▸ Instructions for the task:
Out of all the lines below, count those with the word "structured". Give the number only.

Chart and figure data

******************************

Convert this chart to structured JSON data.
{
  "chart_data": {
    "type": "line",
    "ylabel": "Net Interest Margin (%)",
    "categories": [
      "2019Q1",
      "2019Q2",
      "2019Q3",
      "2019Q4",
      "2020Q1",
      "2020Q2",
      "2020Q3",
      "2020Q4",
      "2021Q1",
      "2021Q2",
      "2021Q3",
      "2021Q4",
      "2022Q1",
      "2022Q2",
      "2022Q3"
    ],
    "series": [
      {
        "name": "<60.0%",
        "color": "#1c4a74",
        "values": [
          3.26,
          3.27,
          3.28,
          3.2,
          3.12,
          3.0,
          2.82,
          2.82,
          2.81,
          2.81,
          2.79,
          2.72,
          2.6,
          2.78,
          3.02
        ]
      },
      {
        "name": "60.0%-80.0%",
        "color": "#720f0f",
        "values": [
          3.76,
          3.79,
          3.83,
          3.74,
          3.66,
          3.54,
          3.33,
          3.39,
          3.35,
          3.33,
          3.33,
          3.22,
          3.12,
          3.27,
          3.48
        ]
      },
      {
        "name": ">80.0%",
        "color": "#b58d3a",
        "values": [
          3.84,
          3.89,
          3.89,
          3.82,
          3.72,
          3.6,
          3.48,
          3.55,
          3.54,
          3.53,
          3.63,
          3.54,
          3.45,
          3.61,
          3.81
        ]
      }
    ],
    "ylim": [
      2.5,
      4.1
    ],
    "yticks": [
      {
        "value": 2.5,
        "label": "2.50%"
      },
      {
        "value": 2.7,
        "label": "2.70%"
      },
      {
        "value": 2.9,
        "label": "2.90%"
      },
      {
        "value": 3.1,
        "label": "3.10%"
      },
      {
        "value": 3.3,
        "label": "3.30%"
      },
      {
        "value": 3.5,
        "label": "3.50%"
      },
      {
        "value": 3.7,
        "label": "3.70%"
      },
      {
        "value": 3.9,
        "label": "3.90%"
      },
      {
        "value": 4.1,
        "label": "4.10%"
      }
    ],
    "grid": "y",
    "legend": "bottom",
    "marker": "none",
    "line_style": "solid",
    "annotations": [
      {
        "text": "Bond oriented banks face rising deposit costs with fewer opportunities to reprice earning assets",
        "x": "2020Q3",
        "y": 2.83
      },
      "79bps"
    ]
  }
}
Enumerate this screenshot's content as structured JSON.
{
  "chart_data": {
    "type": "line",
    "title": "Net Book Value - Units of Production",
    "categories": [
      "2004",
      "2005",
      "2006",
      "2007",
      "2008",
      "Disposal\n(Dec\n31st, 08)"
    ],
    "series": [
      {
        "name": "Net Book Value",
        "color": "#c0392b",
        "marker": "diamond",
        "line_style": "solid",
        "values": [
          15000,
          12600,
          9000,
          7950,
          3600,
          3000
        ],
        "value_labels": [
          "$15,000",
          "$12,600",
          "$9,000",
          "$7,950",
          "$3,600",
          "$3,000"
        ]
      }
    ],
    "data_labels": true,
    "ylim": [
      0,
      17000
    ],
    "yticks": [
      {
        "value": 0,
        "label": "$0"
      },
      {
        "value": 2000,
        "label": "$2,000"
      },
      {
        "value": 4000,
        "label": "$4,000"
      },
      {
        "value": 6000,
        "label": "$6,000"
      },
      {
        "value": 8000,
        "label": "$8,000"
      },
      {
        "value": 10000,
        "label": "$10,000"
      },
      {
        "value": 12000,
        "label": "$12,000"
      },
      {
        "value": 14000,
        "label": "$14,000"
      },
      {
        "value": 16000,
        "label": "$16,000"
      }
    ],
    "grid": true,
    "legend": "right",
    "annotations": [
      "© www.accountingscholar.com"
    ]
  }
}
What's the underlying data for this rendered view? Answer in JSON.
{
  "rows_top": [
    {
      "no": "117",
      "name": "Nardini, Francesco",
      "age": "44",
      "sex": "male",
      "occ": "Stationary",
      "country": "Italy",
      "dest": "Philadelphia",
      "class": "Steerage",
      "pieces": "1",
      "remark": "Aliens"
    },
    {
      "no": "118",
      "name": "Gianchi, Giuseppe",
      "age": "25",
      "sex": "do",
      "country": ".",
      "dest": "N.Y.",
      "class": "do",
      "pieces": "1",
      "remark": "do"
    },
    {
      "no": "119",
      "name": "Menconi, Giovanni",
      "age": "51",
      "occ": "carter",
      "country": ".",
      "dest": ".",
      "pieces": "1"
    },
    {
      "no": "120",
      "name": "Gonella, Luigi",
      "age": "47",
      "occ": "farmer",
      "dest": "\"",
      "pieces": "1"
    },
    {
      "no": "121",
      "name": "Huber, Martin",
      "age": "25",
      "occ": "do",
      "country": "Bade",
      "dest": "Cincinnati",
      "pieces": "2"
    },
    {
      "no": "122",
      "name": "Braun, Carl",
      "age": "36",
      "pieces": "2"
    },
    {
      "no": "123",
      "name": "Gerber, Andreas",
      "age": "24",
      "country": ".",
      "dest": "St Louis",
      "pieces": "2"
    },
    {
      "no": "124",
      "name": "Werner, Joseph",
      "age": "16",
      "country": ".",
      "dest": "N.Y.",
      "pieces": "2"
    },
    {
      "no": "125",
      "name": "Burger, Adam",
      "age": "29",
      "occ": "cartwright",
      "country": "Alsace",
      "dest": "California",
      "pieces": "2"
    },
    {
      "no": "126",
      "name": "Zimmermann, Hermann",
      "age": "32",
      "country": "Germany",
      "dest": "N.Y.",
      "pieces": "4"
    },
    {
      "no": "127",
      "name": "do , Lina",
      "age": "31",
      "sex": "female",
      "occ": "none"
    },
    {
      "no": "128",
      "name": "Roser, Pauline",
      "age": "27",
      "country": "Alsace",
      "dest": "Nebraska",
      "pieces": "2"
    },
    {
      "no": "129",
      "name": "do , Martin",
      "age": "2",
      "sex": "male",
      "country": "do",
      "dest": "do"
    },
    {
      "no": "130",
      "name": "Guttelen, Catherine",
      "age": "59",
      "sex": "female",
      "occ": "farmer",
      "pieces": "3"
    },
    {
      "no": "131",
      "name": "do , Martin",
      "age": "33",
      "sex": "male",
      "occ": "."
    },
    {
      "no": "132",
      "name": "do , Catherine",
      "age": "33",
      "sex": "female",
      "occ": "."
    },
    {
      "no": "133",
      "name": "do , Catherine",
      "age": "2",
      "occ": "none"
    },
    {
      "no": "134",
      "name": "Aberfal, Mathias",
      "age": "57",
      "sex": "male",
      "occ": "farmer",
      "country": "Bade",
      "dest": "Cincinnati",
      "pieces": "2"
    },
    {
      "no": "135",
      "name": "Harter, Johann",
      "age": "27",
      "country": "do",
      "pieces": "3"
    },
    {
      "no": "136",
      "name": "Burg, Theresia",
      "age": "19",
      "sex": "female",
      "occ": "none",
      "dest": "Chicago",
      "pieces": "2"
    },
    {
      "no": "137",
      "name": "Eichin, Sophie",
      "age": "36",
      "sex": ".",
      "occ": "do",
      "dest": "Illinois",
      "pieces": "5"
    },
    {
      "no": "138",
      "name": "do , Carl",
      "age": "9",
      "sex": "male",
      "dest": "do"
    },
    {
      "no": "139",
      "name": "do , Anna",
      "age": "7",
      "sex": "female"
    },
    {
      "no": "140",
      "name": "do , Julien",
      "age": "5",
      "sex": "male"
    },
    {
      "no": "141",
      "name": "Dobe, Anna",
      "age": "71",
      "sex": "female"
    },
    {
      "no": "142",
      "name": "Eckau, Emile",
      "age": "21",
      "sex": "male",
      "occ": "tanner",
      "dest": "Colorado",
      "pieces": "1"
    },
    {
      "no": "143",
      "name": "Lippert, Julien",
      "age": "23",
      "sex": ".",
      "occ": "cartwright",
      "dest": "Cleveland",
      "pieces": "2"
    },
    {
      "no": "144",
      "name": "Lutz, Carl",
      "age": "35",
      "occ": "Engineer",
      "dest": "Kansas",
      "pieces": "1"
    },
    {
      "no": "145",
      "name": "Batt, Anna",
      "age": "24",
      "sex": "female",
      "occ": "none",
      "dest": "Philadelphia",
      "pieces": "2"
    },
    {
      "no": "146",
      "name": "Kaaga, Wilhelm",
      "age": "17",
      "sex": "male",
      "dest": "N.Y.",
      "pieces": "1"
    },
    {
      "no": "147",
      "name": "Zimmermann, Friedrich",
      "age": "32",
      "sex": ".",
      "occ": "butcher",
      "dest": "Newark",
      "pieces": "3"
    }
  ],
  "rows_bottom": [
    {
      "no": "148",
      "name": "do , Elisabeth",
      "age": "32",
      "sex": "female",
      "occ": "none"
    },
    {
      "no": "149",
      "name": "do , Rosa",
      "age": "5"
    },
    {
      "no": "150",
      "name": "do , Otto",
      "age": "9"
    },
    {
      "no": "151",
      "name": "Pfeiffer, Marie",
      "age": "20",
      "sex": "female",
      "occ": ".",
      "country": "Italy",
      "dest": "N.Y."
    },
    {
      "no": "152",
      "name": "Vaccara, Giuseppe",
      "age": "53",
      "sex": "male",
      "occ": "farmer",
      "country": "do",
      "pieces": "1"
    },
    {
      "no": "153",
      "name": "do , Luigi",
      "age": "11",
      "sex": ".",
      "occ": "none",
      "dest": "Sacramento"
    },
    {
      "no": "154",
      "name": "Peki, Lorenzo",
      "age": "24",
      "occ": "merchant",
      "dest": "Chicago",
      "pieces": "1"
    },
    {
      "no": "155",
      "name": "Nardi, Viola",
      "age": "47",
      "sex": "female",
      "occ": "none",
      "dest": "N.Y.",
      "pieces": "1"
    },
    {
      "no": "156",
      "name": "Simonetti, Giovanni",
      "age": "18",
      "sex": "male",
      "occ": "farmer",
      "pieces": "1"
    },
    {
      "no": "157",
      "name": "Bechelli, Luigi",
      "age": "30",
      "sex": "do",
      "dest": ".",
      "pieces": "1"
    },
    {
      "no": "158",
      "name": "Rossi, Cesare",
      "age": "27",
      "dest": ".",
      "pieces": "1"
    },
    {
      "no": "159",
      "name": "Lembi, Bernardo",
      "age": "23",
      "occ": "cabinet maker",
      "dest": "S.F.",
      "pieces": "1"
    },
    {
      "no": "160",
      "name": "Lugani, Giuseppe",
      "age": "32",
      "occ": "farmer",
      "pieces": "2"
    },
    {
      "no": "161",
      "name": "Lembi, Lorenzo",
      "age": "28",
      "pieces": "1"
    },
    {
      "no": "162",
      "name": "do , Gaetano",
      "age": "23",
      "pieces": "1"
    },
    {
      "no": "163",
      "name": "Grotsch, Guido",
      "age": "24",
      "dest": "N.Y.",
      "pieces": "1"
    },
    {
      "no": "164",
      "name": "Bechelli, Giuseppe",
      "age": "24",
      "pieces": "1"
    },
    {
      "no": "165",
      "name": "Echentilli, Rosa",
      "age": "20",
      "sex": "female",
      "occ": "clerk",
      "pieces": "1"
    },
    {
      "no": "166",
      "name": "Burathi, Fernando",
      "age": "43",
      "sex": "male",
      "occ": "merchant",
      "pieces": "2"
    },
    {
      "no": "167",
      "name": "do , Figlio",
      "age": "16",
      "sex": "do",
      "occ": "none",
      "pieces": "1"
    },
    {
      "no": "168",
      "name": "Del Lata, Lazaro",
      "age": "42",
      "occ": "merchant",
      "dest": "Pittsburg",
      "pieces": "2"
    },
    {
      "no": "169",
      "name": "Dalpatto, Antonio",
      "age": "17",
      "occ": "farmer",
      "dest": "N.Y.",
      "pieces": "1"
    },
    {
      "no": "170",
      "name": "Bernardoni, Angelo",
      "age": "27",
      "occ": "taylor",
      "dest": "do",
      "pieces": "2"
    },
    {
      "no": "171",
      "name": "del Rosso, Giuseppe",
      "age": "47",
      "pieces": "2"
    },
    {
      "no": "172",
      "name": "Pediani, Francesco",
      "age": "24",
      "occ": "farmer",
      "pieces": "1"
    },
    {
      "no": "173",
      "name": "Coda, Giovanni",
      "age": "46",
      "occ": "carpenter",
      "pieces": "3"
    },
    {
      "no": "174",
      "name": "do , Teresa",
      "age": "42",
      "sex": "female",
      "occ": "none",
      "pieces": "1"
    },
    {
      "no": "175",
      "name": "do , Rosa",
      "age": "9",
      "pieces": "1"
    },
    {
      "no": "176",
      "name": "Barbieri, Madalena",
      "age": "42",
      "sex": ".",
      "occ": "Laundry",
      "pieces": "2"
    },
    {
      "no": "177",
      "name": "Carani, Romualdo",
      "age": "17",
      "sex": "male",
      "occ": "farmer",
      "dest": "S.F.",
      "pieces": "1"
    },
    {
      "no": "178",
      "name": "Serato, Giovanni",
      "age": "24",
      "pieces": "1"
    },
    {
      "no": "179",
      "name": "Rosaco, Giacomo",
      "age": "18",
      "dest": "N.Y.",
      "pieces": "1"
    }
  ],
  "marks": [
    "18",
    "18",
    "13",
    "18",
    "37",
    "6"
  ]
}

******************************

▸ Result below:
2